Can you transcribe the data exactly? Leave the pictures out.

++++

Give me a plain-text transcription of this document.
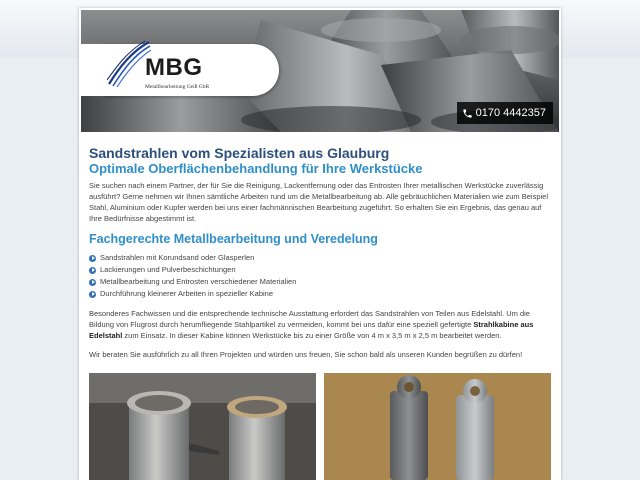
MBG
Metallbearbeitung Geiß GbR
0170 4442357
Sandstrahlen vom Spezialisten aus Glauburg
Optimale Oberflächenbehandlung für Ihre Werkstücke

Sie suchen nach einem Partner, der für Sie die Reinigung, Lackentfernung oder das Entrosten Ihrer metallischen Werkstücke zuverlässig ausführt? Gerne nehmen wir Ihnen sämtliche Arbeiten rund um die Metallbearbeitung ab. Alle gebräuchlichen Materialien wie zum Beispiel Stahl, Aluminium oder Kupfer werden bei uns einer fachmännischen Bearbeitung zugeführt. So erhalten Sie ein Ergebnis, das genau auf Ihre Bedürfnisse abgestimmt ist.

Fachgerechte Metallbearbeitung und Veredelung
Sandstrahlen mit Korundsand oder Glasperlen
Lackierungen und Pulverbeschichtungen
Metallbearbeitung und Entrosten verschiedener Materialien
Durchführung kleinerer Arbeiten in spezieller Kabine

Besonderes Fachwissen und die entsprechende technische Ausstattung erfordert das Sandstrahlen von Teilen aus Edelstahl. Um die Bildung von Flugrost durch herumfliegende Stahlpartikel zu vermeiden, kommt bei uns dafür eine speziell gefertigte Strahlkabine aus Edelstahl zum Einsatz. In dieser Kabine können Werkstücke bis zu einer Größe von 4 m x 3,5 m x 2,5 m bearbeitet werden.

Wir beraten Sie ausführlich zu all Ihren Projekten und würden uns freuen, Sie schon bald als unseren Kunden begrüßen zu dürfen!
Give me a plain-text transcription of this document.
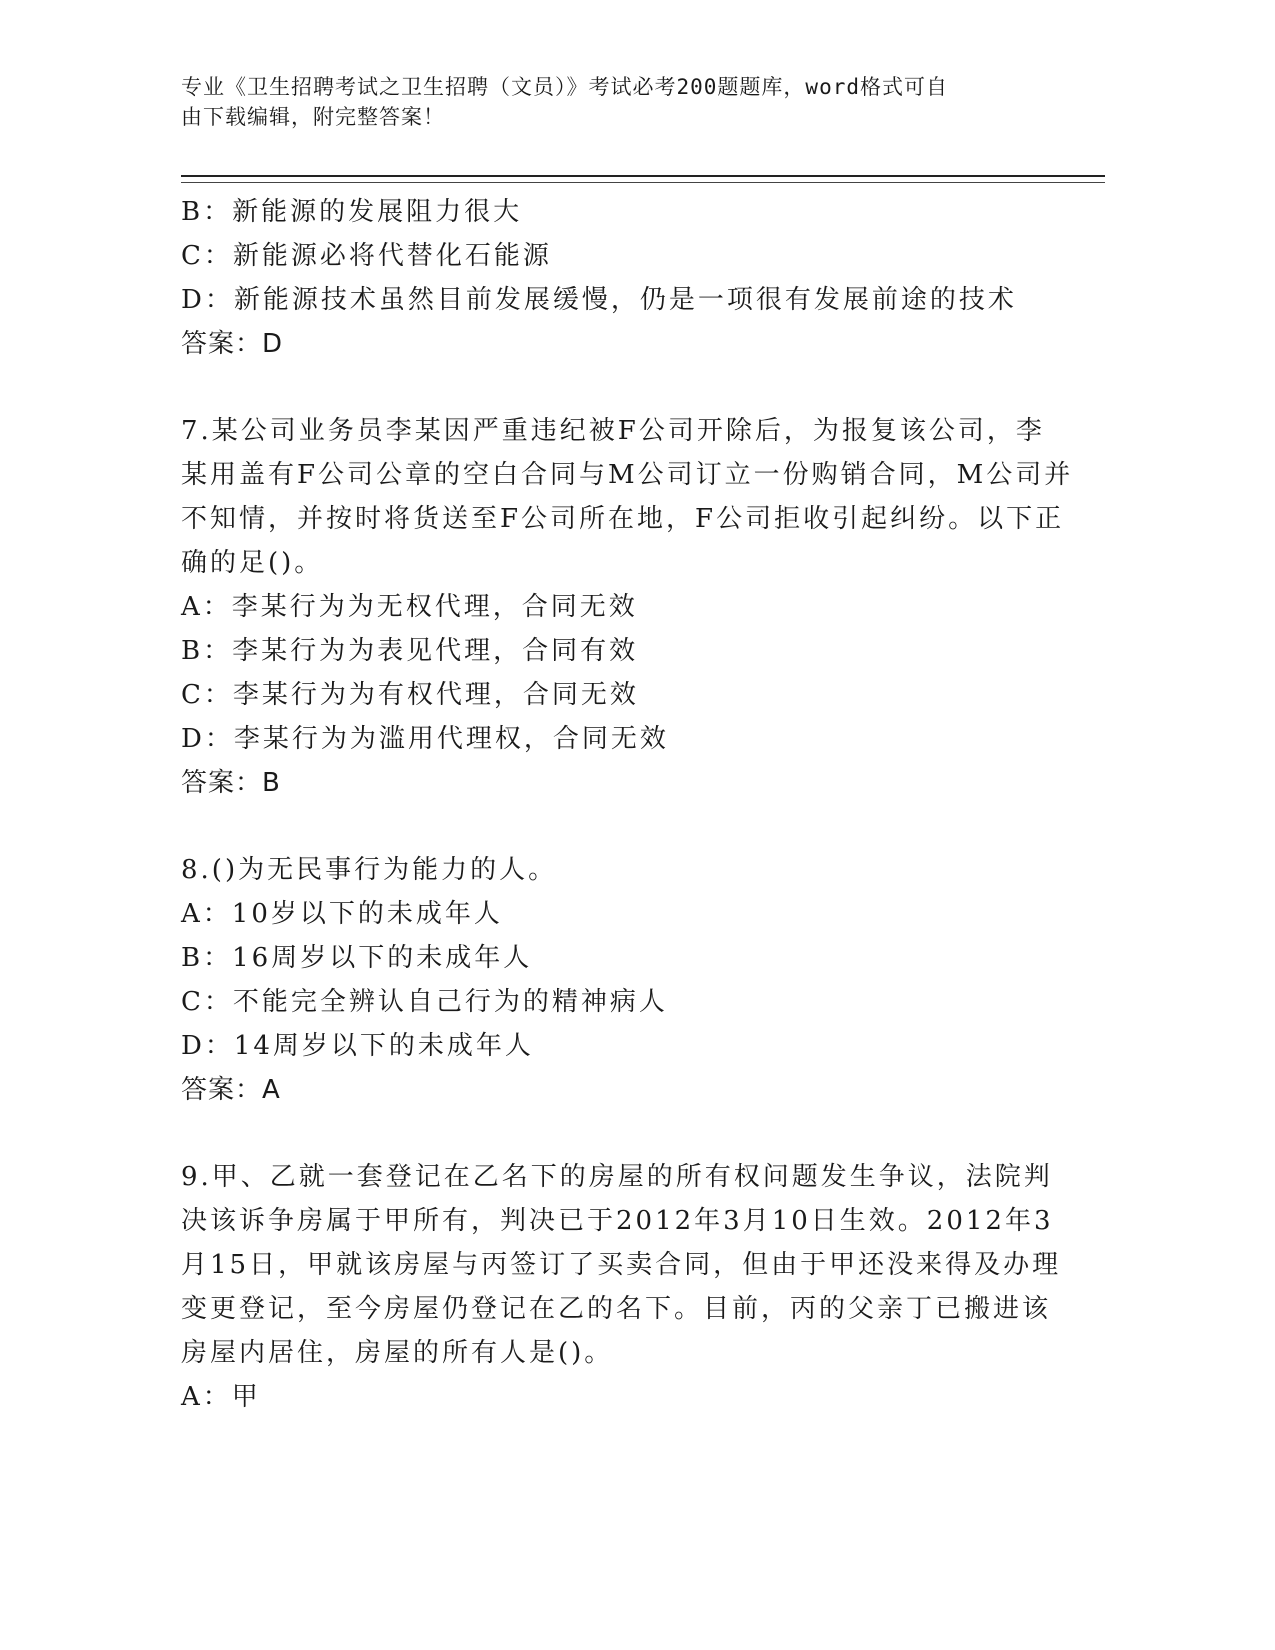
专业《卫生招聘考试之卫生招聘（文员）》考试必考200题题库，word格式可自
由下载编辑，附完整答案！
B：新能源的发展阻力很大
C：新能源必将代替化石能源
D：新能源技术虽然目前发展缓慢，仍是一项很有发展前途的技术
答案：D
7.某公司业务员李某因严重违纪被F公司开除后，为报复该公司，李
某用盖有F公司公章的空白合同与M公司订立一份购销合同，M公司并
不知情，并按时将货送至F公司所在地，F公司拒收引起纠纷。以下正
确的足()。
A：李某行为为无权代理，合同无效
B：李某行为为表见代理，合同有效
C：李某行为为有权代理，合同无效
D：李某行为为滥用代理权，合同无效
答案：B
8.()为无民事行为能力的人。
A：10岁以下的未成年人
B：16周岁以下的未成年人
C：不能完全辨认自己行为的精神病人
D：14周岁以下的未成年人
答案：A
9.甲、乙就一套登记在乙名下的房屋的所有权问题发生争议，法院判
决该诉争房属于甲所有，判决已于2012年3月10日生效。2012年3
月15日，甲就该房屋与丙签订了买卖合同，但由于甲还没来得及办理
变更登记，至今房屋仍登记在乙的名下。目前，丙的父亲丁已搬进该
房屋内居住，房屋的所有人是()。
A：甲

++++

● **FULL RESPONSE**
Give me a plain-text transcription of this document.
MBG
Metallbearbeitung Geiß GbR
0170 4442357
Sandstrahlen vom Spezialisten aus Glauburg
Optimale Oberflächenbehandlung für Ihre Werkstücke

Sie suchen nach einem Partner, der für Sie die Reinigung, Lackentfernung oder das Entrosten Ihrer metallischen Werkstücke zuverlässig ausführt? Gerne nehmen wir Ihnen sämtliche Arbeiten rund um die Metallbearbeitung ab. Alle gebräuchlichen Materialien wie zum Beispiel Stahl, Aluminium oder Kupfer werden bei uns einer fachmännischen Bearbeitung zugeführt. So erhalten Sie ein Ergebnis, das genau auf Ihre Bedürfnisse abgestimmt ist.

Fachgerechte Metallbearbeitung und Veredelung
Sandstrahlen mit Korundsand oder Glasperlen
Lackierungen und Pulverbeschichtungen
Metallbearbeitung und Entrosten verschiedener Materialien
Durchführung kleinerer Arbeiten in spezieller Kabine

Besonderes Fachwissen und die entsprechende technische Ausstattung erfordert das Sandstrahlen von Teilen aus Edelstahl. Um die Bildung von Flugrost durch herumfliegende Stahlpartikel zu vermeiden, kommt bei uns dafür eine speziell gefertigte Strahlkabine aus Edelstahl zum Einsatz. In dieser Kabine können Werkstücke bis zu einer Größe von 4 m x 3,5 m x 2,5 m bearbeitet werden.

Wir beraten Sie ausführlich zu all Ihren Projekten und würden uns freuen, Sie schon bald als unseren Kunden begrüßen zu dürfen!
Give me a plain-text transcription of this document.
专业《卫生招聘考试之卫生招聘（文员）》考试必考200题题库，word格式可自
由下载编辑，附完整答案！
B：新能源的发展阻力很大
C：新能源必将代替化石能源
D：新能源技术虽然目前发展缓慢，仍是一项很有发展前途的技术
答案：D
7.某公司业务员李某因严重违纪被F公司开除后，为报复该公司，李
某用盖有F公司公章的空白合同与M公司订立一份购销合同，M公司并
不知情，并按时将货送至F公司所在地，F公司拒收引起纠纷。以下正
确的足()。
A：李某行为为无权代理，合同无效
B：李某行为为表见代理，合同有效
C：李某行为为有权代理，合同无效
D：李某行为为滥用代理权，合同无效
答案：B
8.()为无民事行为能力的人。
A：10岁以下的未成年人
B：16周岁以下的未成年人
C：不能完全辨认自己行为的精神病人
D：14周岁以下的未成年人
答案：A
9.甲、乙就一套登记在乙名下的房屋的所有权问题发生争议，法院判
决该诉争房属于甲所有，判决已于2012年3月10日生效。2012年3
月15日，甲就该房屋与丙签订了买卖合同，但由于甲还没来得及办理
变更登记，至今房屋仍登记在乙的名下。目前，丙的父亲丁已搬进该
房屋内居住，房屋的所有人是()。
A：甲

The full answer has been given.